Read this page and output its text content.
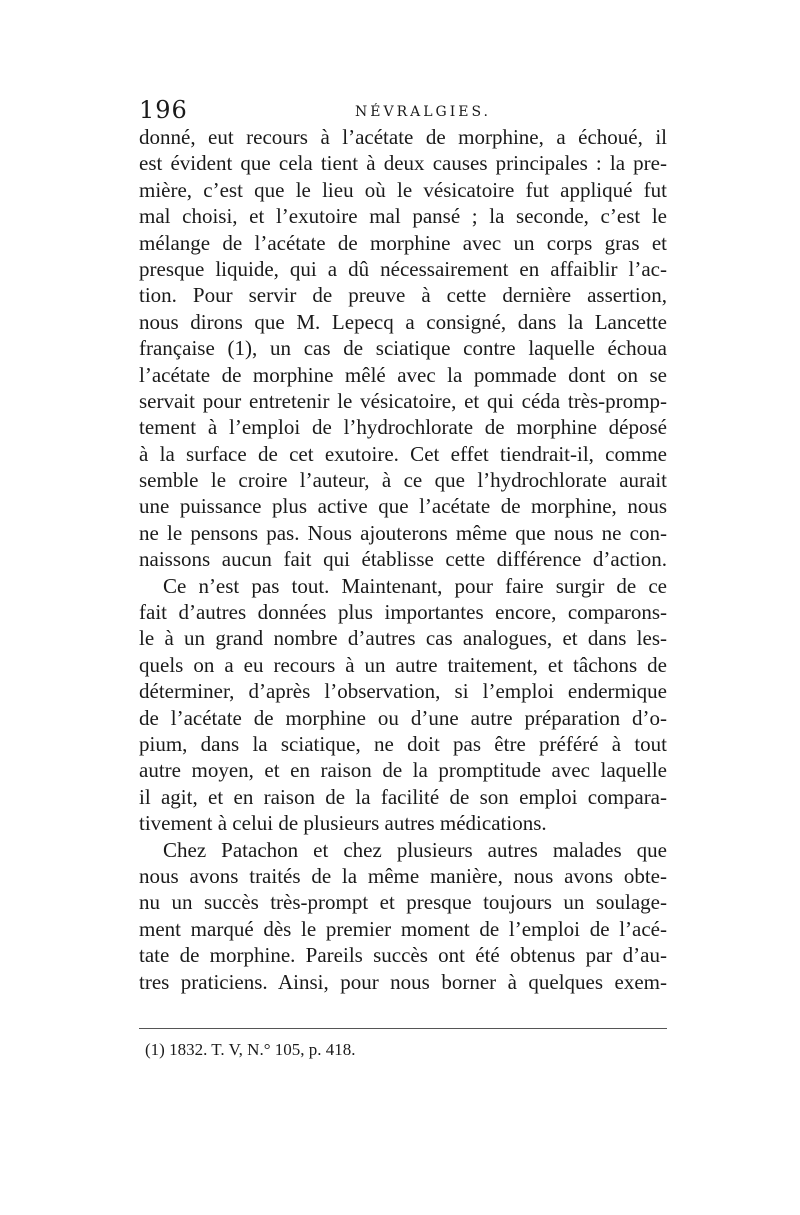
196	NÉVRALGIES.
donné, eut recours à l’acétate de morphine, a échoué, il
est évident que cela tient à deux causes principales : la pre-
mière, c’est que le lieu où le vésicatoire fut appliqué fut
mal choisi, et l’exutoire mal pansé ; la seconde, c’est le
mélange de l’acétate de morphine avec un corps gras et
presque liquide, qui a dû nécessairement en affaiblir l’ac-
tion. Pour servir de preuve à cette dernière assertion,
nous dirons que M. Lepecq a consigné, dans la Lancette
française (1), un cas de sciatique contre laquelle échoua
l’acétate de morphine mêlé avec la pommade dont on se
servait pour entretenir le vésicatoire, et qui céda très-promp-
tement à l’emploi de l’hydrochlorate de morphine déposé
à la surface de cet exutoire. Cet effet tiendrait-il, comme
semble le croire l’auteur, à ce que l’hydrochlorate aurait
une puissance plus active que l’acétate de morphine, nous
ne le pensons pas. Nous ajouterons même que nous ne con-
naissons aucun fait qui établisse cette différence d’action.
Ce n’est pas tout. Maintenant, pour faire surgir de ce
fait d’autres données plus importantes encore, comparons-
le à un grand nombre d’autres cas analogues, et dans les-
quels on a eu recours à un autre traitement, et tâchons de
déterminer, d’après l’observation, si l’emploi endermique
de l’acétate de morphine ou d’une autre préparation d’o-
pium, dans la sciatique, ne doit pas être préféré à tout
autre moyen, et en raison de la promptitude avec laquelle
il agit, et en raison de la facilité de son emploi compara-
tivement à celui de plusieurs autres médications.
Chez Patachon et chez plusieurs autres malades que
nous avons traités de la même manière, nous avons obte-
nu un succès très-prompt et presque toujours un soulage-
ment marqué dès le premier moment de l’emploi de l’acé-
tate de morphine. Pareils succès ont été obtenus par d’au-
tres praticiens. Ainsi, pour nous borner à quelques exem-
(1) 1832. T. V, N.° 105, p. 418.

= What is expected =
Go through the material above and copy each line that has the word "nous".

= Written reply =
nous dirons que M. Lepecq a consigné, dans la Lancette
une puissance plus active que l’acétate de morphine, nous
ne le pensons pas. Nous ajouterons même que nous ne con-
nous avons traités de la même manière, nous avons obte-
tres praticiens. Ainsi, pour nous borner à quelques exem-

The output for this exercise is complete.